*EXTRACT TO READ*.

This article is written by Advocate Shamika Vaidya pursuing Diploma in M&A, Institutional Finance and Investment Laws (PE and VC transactions) from Lawsikho.com. Here she discusses how foreign venture capital investor invest in India.
India has witnessed a considerable increase in PE and VC investments. The investments have scaled up from $8,497 million in 2016 to $16,728 million. Unlike upcoming startup hubs like Israel which look forward to the US for testing scalability of solutions, Indian diversity in geography and people is proving favorable for testing, giving it an upper hand over others. (full story here).
In the successful Walmart-Flipkart merger, strategic investors gave good exits to the then existing investors, of which most were foreign investors. This was good news for the Indian markets as it demonstrated the opportunity for growth for foreign investors in India.

*DIRECTIVE*. Copy out the text above on foreign venture capital investment in India word for word, in full.

*SUPPLIED DATA*.
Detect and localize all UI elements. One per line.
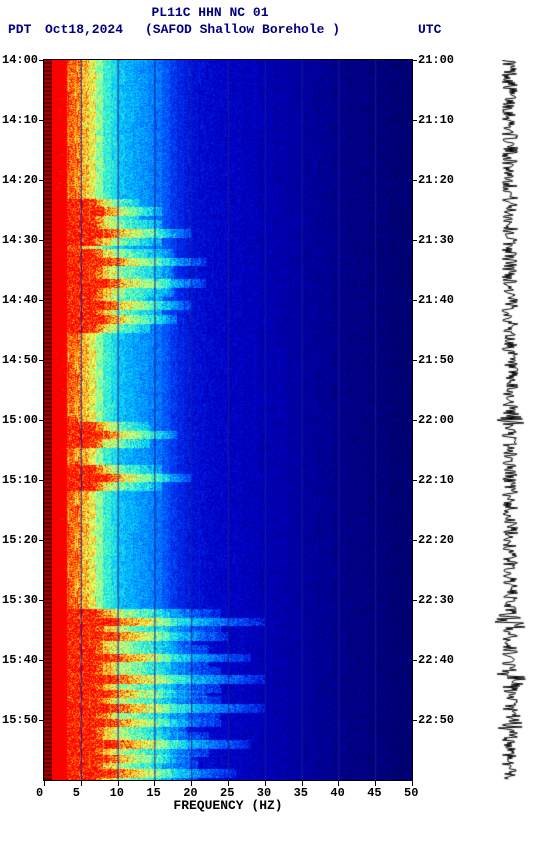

*ANSWER FOR THIS EXERCISE*.
This article is written by Advocate Shamika Vaidya pursuing Diploma in M&A, Institutional Finance and Investment Laws (PE and VC transactions) from Lawsikho.com. Here she discusses how foreign venture capital investor invest in India.
India has witnessed a considerable increase in PE and VC investments. The investments have scaled up from $8,497 million in 2016 to $16,728 million. Unlike upcoming startup hubs like Israel which look forward to the US for testing scalability of solutions, Indian diversity in geography and people is proving favorable for testing, giving it an upper hand over others. (full story here).
In the successful Walmart-Flipkart merger, strategic investors gave good exits to the then existing investors, of which most were foreign investors. This was good news for the Indian markets as it demonstrated the opportunity for growth for foreign investors in India.